**GIVEN PROBLEM:** Below is a block of data; give all of it again word for word.

Data entries:
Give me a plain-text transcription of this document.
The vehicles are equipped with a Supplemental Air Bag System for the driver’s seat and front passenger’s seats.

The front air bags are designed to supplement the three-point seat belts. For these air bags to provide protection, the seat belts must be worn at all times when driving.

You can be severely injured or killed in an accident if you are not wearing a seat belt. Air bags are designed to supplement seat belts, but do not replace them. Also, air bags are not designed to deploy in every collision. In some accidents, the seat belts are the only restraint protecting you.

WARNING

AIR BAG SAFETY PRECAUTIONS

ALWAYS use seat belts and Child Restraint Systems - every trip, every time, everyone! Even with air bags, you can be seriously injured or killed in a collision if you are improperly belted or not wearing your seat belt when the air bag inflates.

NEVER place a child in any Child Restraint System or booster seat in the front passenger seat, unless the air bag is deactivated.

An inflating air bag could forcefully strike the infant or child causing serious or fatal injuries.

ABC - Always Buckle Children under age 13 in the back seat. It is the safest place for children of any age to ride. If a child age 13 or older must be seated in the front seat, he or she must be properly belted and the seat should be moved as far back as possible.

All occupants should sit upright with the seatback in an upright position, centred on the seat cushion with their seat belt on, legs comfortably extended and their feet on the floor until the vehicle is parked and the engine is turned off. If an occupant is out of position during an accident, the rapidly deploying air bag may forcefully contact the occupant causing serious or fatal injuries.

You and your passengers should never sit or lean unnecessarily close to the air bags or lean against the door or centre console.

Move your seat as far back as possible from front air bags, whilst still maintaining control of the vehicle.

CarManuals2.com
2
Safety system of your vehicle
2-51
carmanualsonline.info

**FINAL ANSWER:**
Give me a plain-text transcription of this document.
The vehicles are equipped with a Supplemental Air Bag System for the driver’s seat and front passenger’s seats.

The front air bags are designed to supplement the three-point seat belts. For these air bags to provide protection, the seat belts must be worn at all times when driving.

You can be severely injured or killed in an accident if you are not wearing a seat belt. Air bags are designed to supplement seat belts, but do not replace them. Also, air bags are not designed to deploy in every collision. In some accidents, the seat belts are the only restraint protecting you.

WARNING

AIR BAG SAFETY PRECAUTIONS

ALWAYS use seat belts and Child Restraint Systems - every trip, every time, everyone! Even with air bags, you can be seriously injured or killed in a collision if you are improperly belted or not wearing your seat belt when the air bag inflates.

NEVER place a child in any Child Restraint System or booster seat in the front passenger seat, unless the air bag is deactivated.

An inflating air bag could forcefully strike the infant or child causing serious or fatal injuries.

ABC - Always Buckle Children under age 13 in the back seat. It is the safest place for children of any age to ride. If a child age 13 or older must be seated in the front seat, he or she must be properly belted and the seat should be moved as far back as possible.

All occupants should sit upright with the seatback in an upright position, centred on the seat cushion with their seat belt on, legs comfortably extended and their feet on the floor until the vehicle is parked and the engine is turned off. If an occupant is out of position during an accident, the rapidly deploying air bag may forcefully contact the occupant causing serious or fatal injuries.

You and your passengers should never sit or lean unnecessarily close to the air bags or lean against the door or centre console.

Move your seat as far back as possible from front air bags, whilst still maintaining control of the vehicle.

CarManuals2.com
2
Safety system of your vehicle
2-51
carmanualsonline.info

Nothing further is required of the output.